● Problems to work on
1. In the forum thread about the 2006 Ben Pearson Pro Staff bows, what does monty53 say these bows are?
2. Pick up the forum thread on the 2006 Ben Pearson Pro Staff bows where it stops.

● Text to read

━━━━━━━━

# 2006 Ben Pearson Pro Staff Series Generation II



## selectarchery (Oct 12, 2002)

Picture is worth a thousand words...let's hear 'em.


----------



## pinshooter (Jun 11, 2004)

Nice looking bows. Is there much difference in those and the Bishop, they look the same?


----------



## LHpuncher (Apr 12, 2004)

ttt


----------



## cath8r (Jan 17, 2003)

Those are NICE!!! What kind of $$$ are we talking here? Did I mention how nice they were?


----------



## monty53 (Jun 19, 2002)

They are next generation Bishops but with the Ben Pearson label, not McPherson.


----------



## spicman (Dec 1, 2003)

awesome!!! one of the best kept secrets in archery.


----------



## PSEjaws (Dec 7, 2004)

now Jim... you tried to pull a slick one on us... cloaking your beloved little Bishop with the Pearson name...shame on you   

yo punk! where is my baby and how is she doing. 

does she have her new make-up on yet, cause im dying to take her out on a date! :shade:


----------



## JAVI (Jun 19, 2003)

That'll work for me.... :thumbs_up :RockOn: :thumb:


----------



## xtracker (Jul 14, 2003)

Why do the new bows have a solid limb, not that I am complaining I am just curious.


----------



## kennyb41 (Mar 18, 2005)

*Yes Notice The Split Limbs Gone!*

I hope everyone noticed the split limbs are gone!From what i heard the failure rate on thr split limbs was less than 1 percent like .046 percent,so why mess with success?.....................kenny


----------



## McArcher (Aug 12, 2003)

━━━━━━━━

● Entries provided

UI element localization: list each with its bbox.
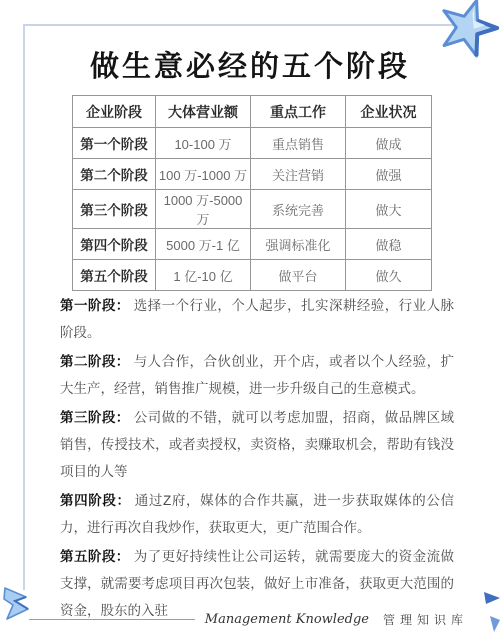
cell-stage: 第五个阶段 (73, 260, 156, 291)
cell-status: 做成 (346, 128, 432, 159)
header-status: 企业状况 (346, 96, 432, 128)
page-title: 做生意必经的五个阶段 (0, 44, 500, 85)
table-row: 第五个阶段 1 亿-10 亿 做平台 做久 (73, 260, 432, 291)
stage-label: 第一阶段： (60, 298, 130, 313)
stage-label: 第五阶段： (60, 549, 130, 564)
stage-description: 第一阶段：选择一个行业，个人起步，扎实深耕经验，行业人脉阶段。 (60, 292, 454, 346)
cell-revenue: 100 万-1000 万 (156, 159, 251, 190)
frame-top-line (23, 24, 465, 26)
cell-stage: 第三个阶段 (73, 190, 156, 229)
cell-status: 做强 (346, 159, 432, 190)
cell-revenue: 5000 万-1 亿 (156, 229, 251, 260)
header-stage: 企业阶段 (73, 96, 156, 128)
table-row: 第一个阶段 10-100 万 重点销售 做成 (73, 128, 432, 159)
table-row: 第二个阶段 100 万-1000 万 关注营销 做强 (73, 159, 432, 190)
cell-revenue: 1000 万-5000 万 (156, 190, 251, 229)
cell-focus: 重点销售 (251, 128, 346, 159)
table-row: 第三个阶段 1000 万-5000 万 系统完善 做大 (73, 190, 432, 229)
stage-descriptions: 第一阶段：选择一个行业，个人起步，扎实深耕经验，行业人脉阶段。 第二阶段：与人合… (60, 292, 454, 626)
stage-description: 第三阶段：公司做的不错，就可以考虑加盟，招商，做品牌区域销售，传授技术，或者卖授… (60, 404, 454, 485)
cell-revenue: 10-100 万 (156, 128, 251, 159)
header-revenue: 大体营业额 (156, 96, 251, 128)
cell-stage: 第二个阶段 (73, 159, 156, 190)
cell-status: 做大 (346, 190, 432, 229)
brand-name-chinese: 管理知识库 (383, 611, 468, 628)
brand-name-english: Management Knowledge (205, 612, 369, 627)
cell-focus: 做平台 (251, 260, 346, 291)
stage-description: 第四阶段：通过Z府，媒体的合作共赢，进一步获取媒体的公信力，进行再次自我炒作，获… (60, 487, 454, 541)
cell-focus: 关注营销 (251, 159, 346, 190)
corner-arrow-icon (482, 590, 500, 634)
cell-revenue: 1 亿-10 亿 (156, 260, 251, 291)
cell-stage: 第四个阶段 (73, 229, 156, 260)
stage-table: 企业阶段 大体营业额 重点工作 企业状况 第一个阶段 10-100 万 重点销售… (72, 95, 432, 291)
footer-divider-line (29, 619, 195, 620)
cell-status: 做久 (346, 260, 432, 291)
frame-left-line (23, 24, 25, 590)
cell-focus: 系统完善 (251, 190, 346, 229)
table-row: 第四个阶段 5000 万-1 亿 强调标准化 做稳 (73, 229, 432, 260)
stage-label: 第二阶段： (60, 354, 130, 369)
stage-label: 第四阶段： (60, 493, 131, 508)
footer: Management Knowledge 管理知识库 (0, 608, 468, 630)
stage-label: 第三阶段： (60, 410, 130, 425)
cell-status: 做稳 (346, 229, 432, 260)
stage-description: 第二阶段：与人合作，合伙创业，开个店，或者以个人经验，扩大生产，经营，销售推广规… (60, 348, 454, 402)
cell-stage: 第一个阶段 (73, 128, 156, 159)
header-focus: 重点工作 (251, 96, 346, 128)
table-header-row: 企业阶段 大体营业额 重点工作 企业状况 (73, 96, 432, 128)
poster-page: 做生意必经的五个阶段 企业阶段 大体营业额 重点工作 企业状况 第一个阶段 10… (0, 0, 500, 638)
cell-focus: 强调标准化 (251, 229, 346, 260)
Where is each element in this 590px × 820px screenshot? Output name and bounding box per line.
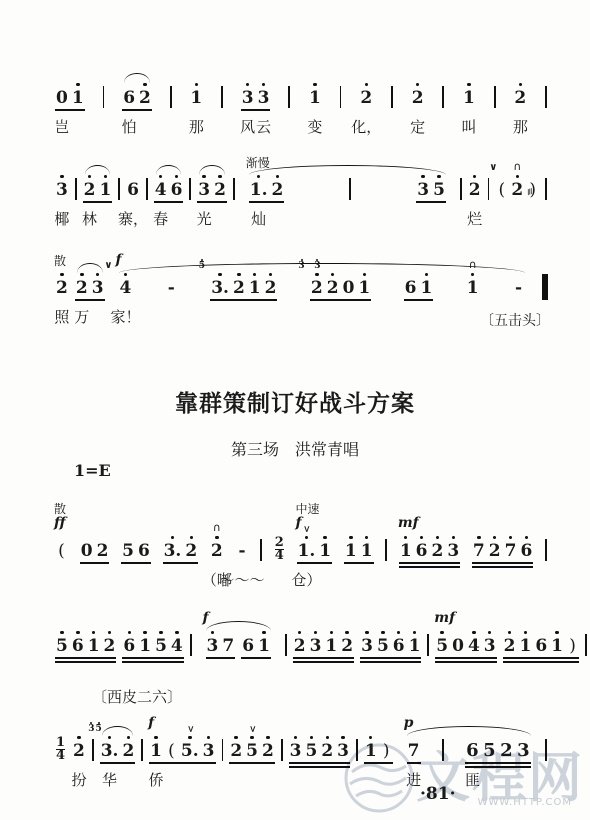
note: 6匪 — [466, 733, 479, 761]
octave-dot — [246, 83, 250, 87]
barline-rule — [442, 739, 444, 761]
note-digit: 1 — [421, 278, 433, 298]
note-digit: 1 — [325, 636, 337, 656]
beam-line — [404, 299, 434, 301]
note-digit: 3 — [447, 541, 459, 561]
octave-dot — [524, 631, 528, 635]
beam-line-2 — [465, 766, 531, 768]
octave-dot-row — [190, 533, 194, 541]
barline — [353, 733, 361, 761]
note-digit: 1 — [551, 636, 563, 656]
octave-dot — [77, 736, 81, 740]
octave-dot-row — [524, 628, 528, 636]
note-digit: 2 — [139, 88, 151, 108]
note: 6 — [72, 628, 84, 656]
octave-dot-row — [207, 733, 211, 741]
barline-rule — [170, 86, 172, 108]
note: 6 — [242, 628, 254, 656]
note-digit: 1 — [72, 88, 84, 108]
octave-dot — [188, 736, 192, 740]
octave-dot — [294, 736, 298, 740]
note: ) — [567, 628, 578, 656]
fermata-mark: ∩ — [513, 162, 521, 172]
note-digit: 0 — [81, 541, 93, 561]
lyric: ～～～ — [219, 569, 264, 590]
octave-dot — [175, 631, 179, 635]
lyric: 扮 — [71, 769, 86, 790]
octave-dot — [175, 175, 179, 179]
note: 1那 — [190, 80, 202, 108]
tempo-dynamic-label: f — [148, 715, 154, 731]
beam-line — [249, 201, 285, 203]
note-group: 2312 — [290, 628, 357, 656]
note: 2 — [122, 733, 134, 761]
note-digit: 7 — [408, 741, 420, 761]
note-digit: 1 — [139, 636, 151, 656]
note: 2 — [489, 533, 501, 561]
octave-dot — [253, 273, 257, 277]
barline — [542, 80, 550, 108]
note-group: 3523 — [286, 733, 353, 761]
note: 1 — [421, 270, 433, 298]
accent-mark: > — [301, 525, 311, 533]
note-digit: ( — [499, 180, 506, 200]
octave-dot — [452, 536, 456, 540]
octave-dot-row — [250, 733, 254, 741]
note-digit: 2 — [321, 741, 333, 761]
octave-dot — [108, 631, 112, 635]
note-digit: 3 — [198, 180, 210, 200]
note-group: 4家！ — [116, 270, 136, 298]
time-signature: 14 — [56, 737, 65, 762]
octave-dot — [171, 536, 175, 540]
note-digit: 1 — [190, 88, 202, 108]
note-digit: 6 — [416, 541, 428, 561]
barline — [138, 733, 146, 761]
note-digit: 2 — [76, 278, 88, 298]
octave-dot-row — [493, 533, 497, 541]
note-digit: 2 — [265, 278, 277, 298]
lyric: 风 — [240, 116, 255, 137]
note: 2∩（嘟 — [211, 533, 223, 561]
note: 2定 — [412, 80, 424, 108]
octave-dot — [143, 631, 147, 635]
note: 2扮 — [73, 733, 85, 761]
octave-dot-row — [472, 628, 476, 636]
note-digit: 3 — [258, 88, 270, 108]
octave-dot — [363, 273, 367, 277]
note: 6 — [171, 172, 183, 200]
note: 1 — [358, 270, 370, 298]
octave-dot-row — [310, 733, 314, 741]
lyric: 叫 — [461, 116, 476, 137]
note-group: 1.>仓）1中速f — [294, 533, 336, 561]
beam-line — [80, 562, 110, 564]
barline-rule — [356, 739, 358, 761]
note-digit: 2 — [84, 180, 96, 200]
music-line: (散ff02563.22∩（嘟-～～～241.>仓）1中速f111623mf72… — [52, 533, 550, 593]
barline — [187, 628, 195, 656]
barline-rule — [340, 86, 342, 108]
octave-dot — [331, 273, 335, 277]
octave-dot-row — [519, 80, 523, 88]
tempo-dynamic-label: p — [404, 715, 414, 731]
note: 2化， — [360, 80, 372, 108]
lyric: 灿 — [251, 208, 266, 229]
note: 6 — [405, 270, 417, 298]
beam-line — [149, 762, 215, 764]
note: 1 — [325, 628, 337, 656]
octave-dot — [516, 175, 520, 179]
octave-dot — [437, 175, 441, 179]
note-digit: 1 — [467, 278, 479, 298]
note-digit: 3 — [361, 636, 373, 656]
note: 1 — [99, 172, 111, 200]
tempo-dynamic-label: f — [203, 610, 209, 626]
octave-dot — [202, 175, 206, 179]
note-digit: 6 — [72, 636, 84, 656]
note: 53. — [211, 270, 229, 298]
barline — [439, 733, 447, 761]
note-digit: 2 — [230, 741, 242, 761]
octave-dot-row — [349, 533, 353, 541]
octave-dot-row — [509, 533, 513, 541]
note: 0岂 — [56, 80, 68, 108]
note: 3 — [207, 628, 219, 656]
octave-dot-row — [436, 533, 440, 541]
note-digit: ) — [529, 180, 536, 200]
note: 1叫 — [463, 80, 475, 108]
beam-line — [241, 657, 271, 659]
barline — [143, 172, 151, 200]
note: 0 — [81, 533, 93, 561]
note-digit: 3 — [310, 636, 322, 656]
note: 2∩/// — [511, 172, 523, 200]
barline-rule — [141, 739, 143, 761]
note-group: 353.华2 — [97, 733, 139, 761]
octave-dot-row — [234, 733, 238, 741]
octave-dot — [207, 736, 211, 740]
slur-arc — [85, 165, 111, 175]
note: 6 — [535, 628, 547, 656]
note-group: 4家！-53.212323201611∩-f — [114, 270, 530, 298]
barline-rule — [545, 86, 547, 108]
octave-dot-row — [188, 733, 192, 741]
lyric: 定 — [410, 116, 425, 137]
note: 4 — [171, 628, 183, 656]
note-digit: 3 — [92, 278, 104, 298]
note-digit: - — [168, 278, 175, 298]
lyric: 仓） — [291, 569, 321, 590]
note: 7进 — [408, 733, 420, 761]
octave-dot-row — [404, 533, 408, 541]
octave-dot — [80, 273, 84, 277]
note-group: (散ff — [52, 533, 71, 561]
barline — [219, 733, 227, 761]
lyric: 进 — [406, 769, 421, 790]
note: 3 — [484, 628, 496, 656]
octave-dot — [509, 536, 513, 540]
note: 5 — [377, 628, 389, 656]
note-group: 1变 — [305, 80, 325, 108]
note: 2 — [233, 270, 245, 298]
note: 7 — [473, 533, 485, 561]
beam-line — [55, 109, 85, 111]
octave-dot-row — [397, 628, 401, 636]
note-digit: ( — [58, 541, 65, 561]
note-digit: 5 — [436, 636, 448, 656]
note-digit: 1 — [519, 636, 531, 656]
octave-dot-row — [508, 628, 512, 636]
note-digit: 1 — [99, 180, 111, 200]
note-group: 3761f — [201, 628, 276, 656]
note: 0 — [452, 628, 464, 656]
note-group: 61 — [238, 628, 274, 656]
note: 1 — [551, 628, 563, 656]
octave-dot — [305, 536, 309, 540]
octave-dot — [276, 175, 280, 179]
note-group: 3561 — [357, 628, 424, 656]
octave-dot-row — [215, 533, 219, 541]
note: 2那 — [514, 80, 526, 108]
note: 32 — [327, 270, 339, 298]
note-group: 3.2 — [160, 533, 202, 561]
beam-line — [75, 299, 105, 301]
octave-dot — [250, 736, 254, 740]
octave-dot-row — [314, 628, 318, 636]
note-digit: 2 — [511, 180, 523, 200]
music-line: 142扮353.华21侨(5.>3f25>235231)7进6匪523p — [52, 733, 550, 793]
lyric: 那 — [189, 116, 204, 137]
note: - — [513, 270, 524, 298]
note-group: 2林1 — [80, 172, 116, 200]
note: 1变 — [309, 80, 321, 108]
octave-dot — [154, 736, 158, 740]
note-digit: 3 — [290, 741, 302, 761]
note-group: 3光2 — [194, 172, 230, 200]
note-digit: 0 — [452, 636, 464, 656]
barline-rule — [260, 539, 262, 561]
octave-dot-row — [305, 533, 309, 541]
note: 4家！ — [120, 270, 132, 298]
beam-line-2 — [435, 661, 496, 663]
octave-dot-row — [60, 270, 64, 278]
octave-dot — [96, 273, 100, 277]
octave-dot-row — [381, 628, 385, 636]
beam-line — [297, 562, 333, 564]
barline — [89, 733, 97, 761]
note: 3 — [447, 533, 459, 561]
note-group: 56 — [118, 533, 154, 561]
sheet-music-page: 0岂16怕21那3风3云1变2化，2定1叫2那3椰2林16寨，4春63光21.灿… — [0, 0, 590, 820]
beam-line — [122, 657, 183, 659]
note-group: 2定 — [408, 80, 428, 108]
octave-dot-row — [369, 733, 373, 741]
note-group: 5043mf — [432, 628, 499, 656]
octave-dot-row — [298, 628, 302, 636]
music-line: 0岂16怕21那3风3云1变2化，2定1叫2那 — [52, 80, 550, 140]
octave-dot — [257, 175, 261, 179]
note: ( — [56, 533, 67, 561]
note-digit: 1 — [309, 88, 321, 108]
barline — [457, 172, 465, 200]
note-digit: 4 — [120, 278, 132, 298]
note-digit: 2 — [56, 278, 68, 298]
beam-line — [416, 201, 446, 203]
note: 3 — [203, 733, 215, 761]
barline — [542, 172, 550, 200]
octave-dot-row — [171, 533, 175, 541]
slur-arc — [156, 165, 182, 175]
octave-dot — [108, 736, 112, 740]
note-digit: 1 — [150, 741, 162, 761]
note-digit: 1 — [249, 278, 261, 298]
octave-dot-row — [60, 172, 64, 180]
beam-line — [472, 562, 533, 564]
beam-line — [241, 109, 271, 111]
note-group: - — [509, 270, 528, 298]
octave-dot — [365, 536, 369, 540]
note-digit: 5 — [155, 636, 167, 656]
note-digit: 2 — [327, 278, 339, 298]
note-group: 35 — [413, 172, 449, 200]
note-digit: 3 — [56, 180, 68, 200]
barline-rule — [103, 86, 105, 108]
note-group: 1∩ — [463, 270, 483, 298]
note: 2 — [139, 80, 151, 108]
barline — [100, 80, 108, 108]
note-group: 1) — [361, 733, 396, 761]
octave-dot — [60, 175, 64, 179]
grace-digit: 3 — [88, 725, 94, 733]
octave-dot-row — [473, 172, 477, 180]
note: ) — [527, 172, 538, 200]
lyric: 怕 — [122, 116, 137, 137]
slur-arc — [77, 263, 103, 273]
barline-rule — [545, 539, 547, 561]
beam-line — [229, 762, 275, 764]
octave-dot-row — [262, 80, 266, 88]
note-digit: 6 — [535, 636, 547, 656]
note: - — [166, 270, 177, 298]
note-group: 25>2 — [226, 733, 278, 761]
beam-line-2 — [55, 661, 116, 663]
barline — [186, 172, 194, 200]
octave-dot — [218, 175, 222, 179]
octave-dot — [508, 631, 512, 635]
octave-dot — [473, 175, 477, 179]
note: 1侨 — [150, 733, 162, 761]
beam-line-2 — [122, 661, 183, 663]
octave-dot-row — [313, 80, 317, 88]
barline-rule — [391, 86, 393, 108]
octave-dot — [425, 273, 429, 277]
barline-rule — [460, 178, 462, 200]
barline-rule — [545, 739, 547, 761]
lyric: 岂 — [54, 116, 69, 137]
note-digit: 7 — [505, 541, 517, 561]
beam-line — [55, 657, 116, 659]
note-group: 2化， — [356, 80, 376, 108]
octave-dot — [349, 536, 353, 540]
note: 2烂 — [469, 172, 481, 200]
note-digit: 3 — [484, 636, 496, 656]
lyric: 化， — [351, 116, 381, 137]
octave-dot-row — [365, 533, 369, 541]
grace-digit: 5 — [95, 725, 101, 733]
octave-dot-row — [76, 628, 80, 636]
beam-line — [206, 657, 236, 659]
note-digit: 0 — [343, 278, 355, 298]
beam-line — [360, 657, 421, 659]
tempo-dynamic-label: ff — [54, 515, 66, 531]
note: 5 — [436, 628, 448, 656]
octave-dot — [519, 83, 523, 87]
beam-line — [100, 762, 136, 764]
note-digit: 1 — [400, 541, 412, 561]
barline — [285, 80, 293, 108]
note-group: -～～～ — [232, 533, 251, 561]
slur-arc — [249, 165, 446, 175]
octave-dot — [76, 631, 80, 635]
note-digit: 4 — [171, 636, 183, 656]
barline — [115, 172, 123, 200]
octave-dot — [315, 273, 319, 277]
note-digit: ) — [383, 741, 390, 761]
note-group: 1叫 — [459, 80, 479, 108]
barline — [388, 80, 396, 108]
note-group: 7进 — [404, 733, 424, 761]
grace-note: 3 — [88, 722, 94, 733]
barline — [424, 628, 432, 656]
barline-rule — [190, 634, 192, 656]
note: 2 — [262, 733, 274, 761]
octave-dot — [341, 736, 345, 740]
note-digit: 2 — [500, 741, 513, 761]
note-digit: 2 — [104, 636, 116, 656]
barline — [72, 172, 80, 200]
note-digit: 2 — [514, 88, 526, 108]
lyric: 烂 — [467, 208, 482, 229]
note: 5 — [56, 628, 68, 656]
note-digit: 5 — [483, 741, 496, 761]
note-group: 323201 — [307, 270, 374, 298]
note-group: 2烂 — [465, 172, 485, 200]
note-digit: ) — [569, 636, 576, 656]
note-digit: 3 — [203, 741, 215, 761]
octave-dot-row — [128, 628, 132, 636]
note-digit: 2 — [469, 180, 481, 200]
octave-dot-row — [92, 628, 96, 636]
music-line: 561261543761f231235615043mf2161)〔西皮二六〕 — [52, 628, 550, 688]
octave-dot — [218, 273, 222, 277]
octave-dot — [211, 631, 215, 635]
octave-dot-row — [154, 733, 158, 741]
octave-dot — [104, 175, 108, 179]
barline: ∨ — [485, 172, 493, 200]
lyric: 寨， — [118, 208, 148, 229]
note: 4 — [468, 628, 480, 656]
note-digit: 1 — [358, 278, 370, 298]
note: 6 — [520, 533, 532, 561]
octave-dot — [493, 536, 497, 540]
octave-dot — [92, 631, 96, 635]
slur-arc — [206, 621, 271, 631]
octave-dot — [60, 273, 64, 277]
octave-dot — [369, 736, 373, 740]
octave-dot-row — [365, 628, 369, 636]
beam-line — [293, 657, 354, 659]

━━━━━━━━

● Expected responses
1. They are next-generation Bishops carrying the Ben Pearson label instead of McPherson.

2.
*GenerationII Ben Pearson*

Sweeeeeeeeeet very Sweet!  I like the solid limbs. It been along time sense I've seen them on a Pearson bow. Not that the split limbs are bad!

They really have nice looking risers. :thumbs_up


----------



## Ben6deerhunter (Sep 6, 2004)

I like it how soon will it be available?


----------



## selectarchery (Oct 12, 2002)

KennyB - no worries on the limbs. They are made out of the same material as the split limbs by the same careful staff that puts effort into the split limbs. There will still be bows with split limbs. Customers wanted to see split limbs and solid limbs so Ben Pearson actually listened.

LHPuncher - looks like you got your wish on the bearings.


----------



## selectarchery (Oct 12, 2002)

PSEjaws - your sweetie will be ready for the dance in a bit. I'll give you a call with an update.


----------



## monty53 (Jun 19, 2002)

Javi, that 36 3/8 ATA is your dream come true!


----------



## JAVI (Jun 19, 2003)

monty53 said:


> Javi, that 36 3/8 ATA is your dream come true!


Yep... I know what my hunting bow will be.... :bounce:


----------



## x-ring-1 (Oct 31, 2002)

*Good looking*

New bows look GREAT!!!


----------



## BradMc26 (Oct 16, 2002)

SelectArchery,

Holy Crap! I am in love with this bow. Being a short draw finger shooter, this bow looks perfect for me.

Seriously though, what is the difference between this and the Mcpherson Bishop besides the solid limbs? Is the riser/reflex the same? Will the Bishop still be around for 06'?


----------



## Scorpion (Jun 1, 2005)

*SWeet*

Looks Like i will be getting another bow for Select to Paint... 


Great looking bows


----------



## RandD (Dec 17, 2003)

*Its not a Bishop.*

The GENERATION II bow is not a BISHOP in BEN PEARSON clothes. The GENERATION II riser is a new design for BEN PEARSON. We kept the same ata and brace height as the BISHOP. The shooters that have got to shot the GENERATION II love it. Risers are being cut as I am typing this and we will be shipping the GENERATION II and the whole line up soon. If you can't wait, call, come by and shoot the R and D bow. :smile: 

251.867.8475


----------



## x-ring-1 (Oct 31, 2002)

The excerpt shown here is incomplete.